__Data supplied__:
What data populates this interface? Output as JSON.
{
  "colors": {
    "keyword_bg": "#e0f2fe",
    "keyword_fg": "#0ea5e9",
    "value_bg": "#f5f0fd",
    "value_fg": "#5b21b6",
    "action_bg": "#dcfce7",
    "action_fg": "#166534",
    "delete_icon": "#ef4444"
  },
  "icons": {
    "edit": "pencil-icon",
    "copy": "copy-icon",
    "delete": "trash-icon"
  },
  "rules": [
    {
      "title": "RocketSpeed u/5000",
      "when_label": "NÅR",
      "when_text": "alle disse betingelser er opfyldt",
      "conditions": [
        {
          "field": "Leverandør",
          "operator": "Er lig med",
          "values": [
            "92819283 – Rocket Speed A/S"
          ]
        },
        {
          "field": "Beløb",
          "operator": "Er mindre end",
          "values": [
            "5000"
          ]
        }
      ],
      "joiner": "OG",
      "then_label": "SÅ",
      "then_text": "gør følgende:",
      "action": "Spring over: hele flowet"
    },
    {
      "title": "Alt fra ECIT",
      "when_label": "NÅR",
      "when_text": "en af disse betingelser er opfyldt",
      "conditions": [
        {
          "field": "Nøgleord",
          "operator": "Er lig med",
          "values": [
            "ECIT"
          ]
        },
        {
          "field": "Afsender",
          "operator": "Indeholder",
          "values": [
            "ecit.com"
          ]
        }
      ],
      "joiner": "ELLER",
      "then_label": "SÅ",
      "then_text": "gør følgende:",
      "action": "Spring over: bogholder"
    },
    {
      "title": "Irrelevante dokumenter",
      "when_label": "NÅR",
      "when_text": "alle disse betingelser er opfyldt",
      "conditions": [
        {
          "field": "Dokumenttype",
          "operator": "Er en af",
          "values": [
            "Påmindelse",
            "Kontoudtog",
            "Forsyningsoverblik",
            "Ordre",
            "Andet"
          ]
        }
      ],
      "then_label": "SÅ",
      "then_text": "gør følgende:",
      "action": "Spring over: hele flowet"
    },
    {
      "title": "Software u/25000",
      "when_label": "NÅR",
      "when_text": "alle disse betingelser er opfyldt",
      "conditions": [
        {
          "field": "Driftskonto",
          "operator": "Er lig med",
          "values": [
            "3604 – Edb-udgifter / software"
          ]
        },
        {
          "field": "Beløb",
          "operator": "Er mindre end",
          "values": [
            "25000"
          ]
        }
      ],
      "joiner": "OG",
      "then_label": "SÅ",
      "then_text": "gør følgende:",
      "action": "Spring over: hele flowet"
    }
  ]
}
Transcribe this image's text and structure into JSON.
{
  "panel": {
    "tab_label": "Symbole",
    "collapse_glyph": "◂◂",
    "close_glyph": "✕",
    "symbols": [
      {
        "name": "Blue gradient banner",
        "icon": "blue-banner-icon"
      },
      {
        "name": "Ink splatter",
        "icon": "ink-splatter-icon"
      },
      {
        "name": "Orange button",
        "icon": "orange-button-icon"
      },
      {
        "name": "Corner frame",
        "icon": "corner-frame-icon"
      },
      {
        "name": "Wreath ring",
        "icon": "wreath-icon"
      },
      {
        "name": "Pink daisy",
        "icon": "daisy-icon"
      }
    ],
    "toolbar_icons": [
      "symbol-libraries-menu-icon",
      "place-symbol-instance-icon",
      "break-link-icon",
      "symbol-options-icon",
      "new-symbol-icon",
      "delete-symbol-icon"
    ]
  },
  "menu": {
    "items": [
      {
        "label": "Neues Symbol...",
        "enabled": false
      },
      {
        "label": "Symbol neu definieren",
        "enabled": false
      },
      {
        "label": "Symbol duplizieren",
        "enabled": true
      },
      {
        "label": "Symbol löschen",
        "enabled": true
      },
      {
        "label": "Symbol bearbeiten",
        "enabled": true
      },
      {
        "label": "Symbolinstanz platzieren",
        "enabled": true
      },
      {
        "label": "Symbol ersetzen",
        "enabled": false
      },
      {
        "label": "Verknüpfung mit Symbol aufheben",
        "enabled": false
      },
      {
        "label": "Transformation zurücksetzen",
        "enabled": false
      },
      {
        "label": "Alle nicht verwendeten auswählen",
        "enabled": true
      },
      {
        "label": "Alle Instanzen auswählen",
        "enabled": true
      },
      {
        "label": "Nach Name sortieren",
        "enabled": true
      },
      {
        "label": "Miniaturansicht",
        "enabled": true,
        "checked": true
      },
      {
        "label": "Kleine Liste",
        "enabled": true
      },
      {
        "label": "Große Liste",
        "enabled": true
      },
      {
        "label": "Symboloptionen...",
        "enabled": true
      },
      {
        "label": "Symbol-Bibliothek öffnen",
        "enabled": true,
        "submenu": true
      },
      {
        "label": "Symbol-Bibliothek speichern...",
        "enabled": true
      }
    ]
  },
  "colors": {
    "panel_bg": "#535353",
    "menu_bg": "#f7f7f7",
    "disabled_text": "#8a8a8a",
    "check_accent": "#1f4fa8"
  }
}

__What needs to be done__:
Copy out every line from the records that has the word "title".

__The output__:
      "title": "RocketSpeed u/5000",
      "title": "Alt fra ECIT",
      "title": "Irrelevante dokumenter",
      "title": "Software u/25000",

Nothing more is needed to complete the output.